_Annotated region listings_
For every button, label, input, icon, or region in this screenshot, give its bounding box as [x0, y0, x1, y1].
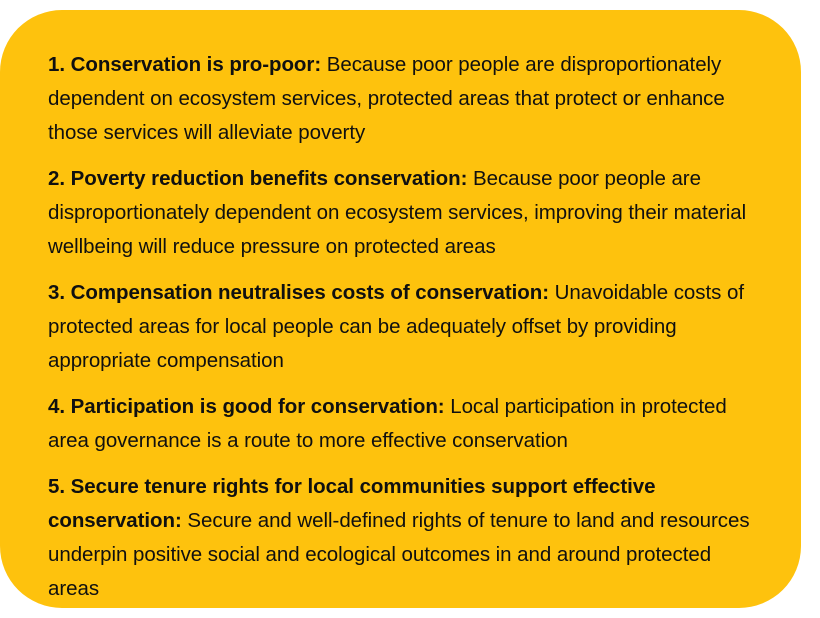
statement-2: 2. Poverty reduction benefits conservati…: [48, 162, 765, 264]
statement-3: 3. Compensation neutralises costs of con…: [48, 276, 765, 378]
callout-box: 1. Conservation is pro-poor: Because poo…: [0, 10, 801, 608]
statement-5-body: Secure and well-defined rights of tenure…: [48, 509, 750, 600]
statement-4: 4. Participation is good for conservatio…: [48, 390, 765, 458]
statement-3-lead: 3. Compensation neutralises costs of con…: [48, 281, 550, 304]
statement-1: 1. Conservation is pro-poor: Because poo…: [48, 48, 765, 150]
statement-1-lead: 1. Conservation is pro-poor:: [48, 53, 322, 76]
statement-4-body: Local participation in protected area go…: [48, 395, 727, 452]
statement-1-body: Because poor people are disproportionate…: [48, 53, 725, 144]
statement-2-lead: 2. Poverty reduction benefits conservati…: [48, 167, 468, 190]
statement-5-lead: 5. Secure tenure rights for local commun…: [48, 475, 656, 532]
statement-4-lead: 4. Participation is good for conservatio…: [48, 395, 445, 418]
statement-5: 5. Secure tenure rights for local commun…: [48, 470, 765, 606]
statement-2-body: Because poor people are disproportionate…: [48, 167, 747, 258]
statement-3-body: Unavoidable costs of protected areas for…: [48, 281, 744, 372]
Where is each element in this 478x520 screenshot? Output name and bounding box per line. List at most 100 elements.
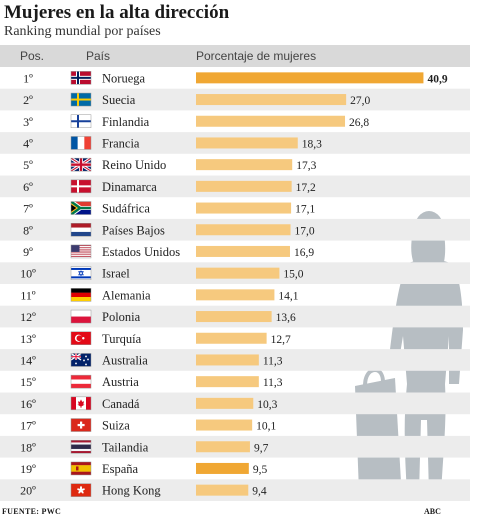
value-label: 17,0 [295, 225, 315, 237]
bar [196, 115, 346, 127]
table-row: 18º Tailandia 9,7 [0, 435, 470, 458]
country-label: Hong Kong [102, 484, 161, 498]
bar [196, 137, 298, 149]
table-row: 12º Polonia 13,6 [0, 305, 470, 328]
bar [196, 72, 424, 84]
country-label: Polonia [102, 310, 141, 324]
country-label: Países Bajos [102, 223, 165, 237]
bar [196, 484, 249, 496]
rank-label: 4º [23, 136, 33, 150]
column-header: País [86, 49, 110, 63]
bar [196, 419, 253, 431]
israel-flag-icon [70, 266, 92, 280]
table-row: 6º Dinamarca 17,2 [0, 175, 470, 198]
table-row: 5º Reino Unido 17,3 [23, 157, 317, 172]
hong-kong-flag-icon [70, 483, 92, 497]
australia-flag-icon [70, 353, 92, 367]
switzerland-flag-icon [70, 418, 92, 432]
turkey-flag-icon [70, 331, 92, 345]
rank-label: 12º [20, 310, 36, 324]
table-row: 2º Suecia 27,0 [0, 88, 470, 111]
table-rows: 1º Noruega 40,9 2º Suecia 27,0 3º Finlandia 26,8… [0, 71, 470, 501]
value-label: 17,3 [296, 160, 316, 172]
value-label: 10,3 [257, 399, 277, 411]
bar [196, 289, 275, 301]
rank-label: 15º [20, 375, 36, 389]
rank-label: 17º [20, 419, 36, 433]
bar [196, 159, 293, 171]
bar [196, 267, 280, 279]
bar [196, 354, 259, 366]
value-label: 13,6 [276, 312, 296, 324]
country-label: Canadá [102, 397, 140, 411]
value-label: 26,8 [349, 117, 369, 129]
canada-flag-icon [70, 396, 92, 411]
country-label: Dinamarca [102, 180, 157, 194]
germany-flag-icon [70, 288, 92, 302]
table-row: 9º Estados Unidos 16,9 [23, 244, 314, 259]
uk-flag-icon [70, 157, 92, 172]
table-row: 1º Noruega 40,9 [23, 71, 448, 85]
country-label: Finlandia [102, 115, 150, 129]
rank-label: 18º [20, 440, 36, 454]
table-row: 3º Finlandia 26,8 [23, 114, 369, 129]
value-label: 9,7 [254, 442, 269, 454]
rank-label: 19º [20, 462, 36, 476]
bar [196, 202, 292, 214]
south-africa-flag-icon [70, 201, 92, 215]
country-label: Suiza [102, 419, 130, 433]
austria-flag-icon [70, 374, 92, 389]
france-flag-icon [70, 136, 92, 150]
bar [196, 311, 272, 323]
value-label: 16,9 [294, 247, 314, 259]
usa-flag-icon [70, 244, 92, 259]
rank-label: 8º [23, 223, 33, 237]
brand-logo-text: ABC [424, 507, 441, 516]
table-row: 19º España 9,5 [20, 461, 268, 476]
country-label: Tailandia [102, 440, 149, 454]
country-label: Francia [102, 136, 140, 150]
value-label: 10,1 [256, 421, 276, 433]
country-label: Estados Unidos [102, 245, 180, 259]
value-label: 18,3 [302, 138, 322, 150]
value-label: 40,9 [427, 73, 447, 85]
country-label: Noruega [102, 71, 145, 85]
table-row: 4º Francia 18,3 [0, 132, 470, 154]
bar [196, 180, 292, 192]
table-row: 13º Turquía 12,7 [20, 331, 291, 346]
value-label: 27,0 [350, 95, 370, 107]
bar [196, 462, 249, 474]
value-label: 17,1 [295, 204, 315, 216]
bar [196, 397, 254, 409]
table-row: 7º Sudáfrica 17,1 [23, 201, 315, 216]
rank-label: 20º [20, 484, 36, 498]
table-row: 20º Hong Kong 9,4 [0, 479, 470, 501]
table-header: Pos. País Porcentaje de mujeres [0, 45, 470, 67]
country-label: Alemania [102, 288, 151, 302]
table-row: 11º Alemania 14,1 [20, 288, 299, 302]
thailand-flag-icon [70, 440, 92, 454]
value-label: 9,4 [252, 486, 267, 498]
rank-label: 7º [23, 202, 33, 216]
value-label: 11,3 [263, 355, 283, 367]
table-row: 17º Suiza 10,1 [20, 418, 277, 433]
table-row: 15º Austria 11,3 [20, 374, 283, 389]
rank-label: 2º [23, 93, 33, 107]
bar [196, 245, 290, 257]
column-header: Porcentaje de mujeres [196, 49, 316, 63]
value-label: 9,5 [253, 464, 268, 476]
table-row: 8º Países Bajos 17,0 [0, 218, 470, 241]
table-row: 14º Australia 11,3 [0, 349, 470, 371]
country-label: Suecia [102, 93, 136, 107]
country-label: Austria [102, 375, 139, 389]
header-background [0, 45, 470, 67]
rank-label: 6º [23, 180, 33, 194]
value-label: 11,3 [263, 377, 283, 389]
finland-flag-icon [70, 114, 92, 128]
bar [196, 376, 259, 388]
poland-flag-icon [70, 309, 92, 324]
sweden-flag-icon [70, 92, 92, 107]
country-label: Australia [102, 353, 148, 367]
rank-label: 16º [20, 397, 36, 411]
country-label: Turquía [102, 332, 142, 346]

_Given request_
Can you copy out every line from the one containing "value-label: 17,0 [295, 225, 315, 237]" down to the one containing "australia-flag-icon [70, 353, 92, 367]", both included, with each line reproduced verbatim?

_Result of the exercise_
value-label: 17,0 [295, 225, 315, 237]
bar [196, 115, 346, 127]
table-row: 18º Tailandia 9,7 [0, 435, 470, 458]
country-label: Hong Kong [102, 484, 161, 498]
bar [196, 137, 298, 149]
table-row: 12º Polonia 13,6 [0, 305, 470, 328]
bar [196, 72, 424, 84]
country-label: Polonia [102, 310, 141, 324]
country-label: Países Bajos [102, 223, 165, 237]
bar [196, 484, 249, 496]
rank-label: 4º [23, 136, 33, 150]
column-header: País [86, 49, 110, 63]
bar [196, 419, 253, 431]
israel-flag-icon [70, 266, 92, 280]
table-row: 6º Dinamarca 17,2 [0, 175, 470, 198]
table-row: 5º Reino Unido 17,3 [23, 157, 317, 172]
hong-kong-flag-icon [70, 483, 92, 497]
australia-flag-icon [70, 353, 92, 367]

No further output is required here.